* _THE PROBLEM_:
Copy out, from the entries below, each line holding the string "Surface".

* _SUPPLIED DATA_:
══════════

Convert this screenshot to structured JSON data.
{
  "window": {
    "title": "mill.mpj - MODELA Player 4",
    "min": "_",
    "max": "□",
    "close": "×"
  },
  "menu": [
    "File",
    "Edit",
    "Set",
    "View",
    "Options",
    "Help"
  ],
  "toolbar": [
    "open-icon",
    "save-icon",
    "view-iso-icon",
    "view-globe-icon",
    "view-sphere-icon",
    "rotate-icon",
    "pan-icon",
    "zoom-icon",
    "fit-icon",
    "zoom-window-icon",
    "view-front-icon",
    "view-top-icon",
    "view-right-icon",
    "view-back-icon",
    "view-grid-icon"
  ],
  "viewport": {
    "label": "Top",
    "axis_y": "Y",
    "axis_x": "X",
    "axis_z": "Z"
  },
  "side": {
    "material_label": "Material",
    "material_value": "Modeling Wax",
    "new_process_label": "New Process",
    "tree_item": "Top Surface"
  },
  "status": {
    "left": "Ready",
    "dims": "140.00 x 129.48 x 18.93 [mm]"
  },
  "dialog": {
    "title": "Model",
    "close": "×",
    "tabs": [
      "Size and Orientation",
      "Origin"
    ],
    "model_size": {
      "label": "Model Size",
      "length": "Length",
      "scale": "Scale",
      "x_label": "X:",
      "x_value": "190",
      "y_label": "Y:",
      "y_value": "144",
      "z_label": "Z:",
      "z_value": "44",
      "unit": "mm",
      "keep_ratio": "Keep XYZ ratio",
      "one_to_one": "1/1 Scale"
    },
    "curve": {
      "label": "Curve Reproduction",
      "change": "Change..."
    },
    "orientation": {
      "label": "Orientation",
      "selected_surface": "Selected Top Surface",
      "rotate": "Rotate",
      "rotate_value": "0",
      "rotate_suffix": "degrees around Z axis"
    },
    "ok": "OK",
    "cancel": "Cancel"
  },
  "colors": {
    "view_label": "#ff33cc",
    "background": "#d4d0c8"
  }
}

══════════

* _OUTPUT OF THE TASK_:
    "tree_item": "Top Surface"
      "selected_surface": "Selected Top Surface",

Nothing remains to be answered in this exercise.